• WHAT THE EXERCISE ASKS
All of the records below need to be copied exactly.

• MATERIAL PROVIDED

>>>>

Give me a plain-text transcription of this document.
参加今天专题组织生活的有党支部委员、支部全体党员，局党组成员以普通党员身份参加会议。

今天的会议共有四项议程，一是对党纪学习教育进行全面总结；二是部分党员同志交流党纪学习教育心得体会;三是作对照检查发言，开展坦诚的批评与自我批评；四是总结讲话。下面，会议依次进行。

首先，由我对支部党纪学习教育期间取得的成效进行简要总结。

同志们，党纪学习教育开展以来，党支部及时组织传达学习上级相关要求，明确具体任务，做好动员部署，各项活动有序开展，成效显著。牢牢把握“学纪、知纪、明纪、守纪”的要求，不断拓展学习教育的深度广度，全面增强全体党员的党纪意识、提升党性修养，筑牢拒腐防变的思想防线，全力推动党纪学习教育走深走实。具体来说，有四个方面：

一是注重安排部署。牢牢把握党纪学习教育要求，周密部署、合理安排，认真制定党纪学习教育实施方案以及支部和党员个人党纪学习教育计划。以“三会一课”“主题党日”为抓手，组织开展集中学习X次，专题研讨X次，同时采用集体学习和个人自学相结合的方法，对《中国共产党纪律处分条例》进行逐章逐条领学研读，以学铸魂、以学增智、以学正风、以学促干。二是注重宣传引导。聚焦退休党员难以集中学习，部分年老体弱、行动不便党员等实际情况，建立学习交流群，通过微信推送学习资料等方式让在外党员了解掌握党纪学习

<<<<

• ANSWER TO THIS TASK
Give me a plain-text transcription of this document.
参加今天专题组织生活的有党支部委员、支部全体党员，局党组成员以普通党员身份参加会议。

今天的会议共有四项议程，一是对党纪学习教育进行全面总结；二是部分党员同志交流党纪学习教育心得体会;三是作对照检查发言，开展坦诚的批评与自我批评；四是总结讲话。下面，会议依次进行。

首先，由我对支部党纪学习教育期间取得的成效进行简要总结。

同志们，党纪学习教育开展以来，党支部及时组织传达学习上级相关要求，明确具体任务，做好动员部署，各项活动有序开展，成效显著。牢牢把握“学纪、知纪、明纪、守纪”的要求，不断拓展学习教育的深度广度，全面增强全体党员的党纪意识、提升党性修养，筑牢拒腐防变的思想防线，全力推动党纪学习教育走深走实。具体来说，有四个方面：

一是注重安排部署。牢牢把握党纪学习教育要求，周密部署、合理安排，认真制定党纪学习教育实施方案以及支部和党员个人党纪学习教育计划。以“三会一课”“主题党日”为抓手，组织开展集中学习X次，专题研讨X次，同时采用集体学习和个人自学相结合的方法，对《中国共产党纪律处分条例》进行逐章逐条领学研读，以学铸魂、以学增智、以学正风、以学促干。二是注重宣传引导。聚焦退休党员难以集中学习，部分年老体弱、行动不便党员等实际情况，建立学习交流群，通过微信推送学习资料等方式让在外党员了解掌握党纪学习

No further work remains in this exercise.